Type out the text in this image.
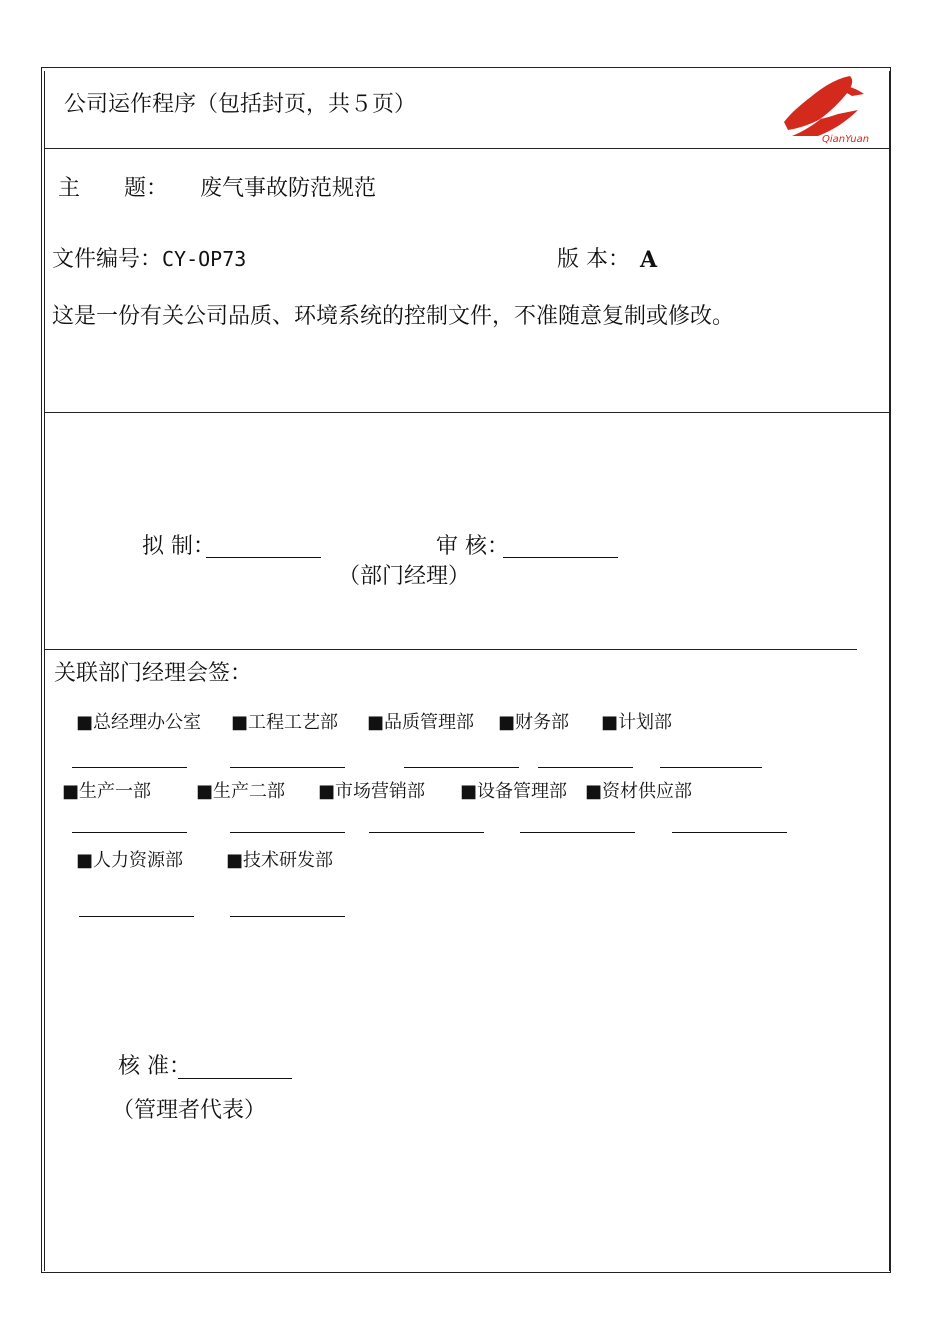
公司运作程序（包括封页，共５页）
QianYuan
主　　题： 废气事故防范规范
文件编号： CY-OP73	版 本： A
这是一份有关公司品质、环境系统的控制文件，不准随意复制或修改。
拟 制：	审 核：
（部门经理）
关联部门经理会签：
■总经理办公室 ■工程工艺部 ■品质管理部 ■财务部 ■计划部
■生产一部 ■生产二部 ■市场营销部 ■设备管理部 ■资材供应部
■人力资源部 ■技术研发部
核 准：
（管理者代表）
______
Directive: Give an exact reproduction of every line, leaving out any picture.

Written reply:
Type out the text in this image.
公司运作程序（包括封页，共５页）
QianYuan
主　　题： 废气事故防范规范
文件编号： CY-OP73	版 本： A
这是一份有关公司品质、环境系统的控制文件，不准随意复制或修改。
拟 制：	审 核：
（部门经理）
关联部门经理会签：
■总经理办公室 ■工程工艺部 ■品质管理部 ■财务部 ■计划部
■生产一部 ■生产二部 ■市场营销部 ■设备管理部 ■资材供应部
■人力资源部 ■技术研发部
核 准：
（管理者代表）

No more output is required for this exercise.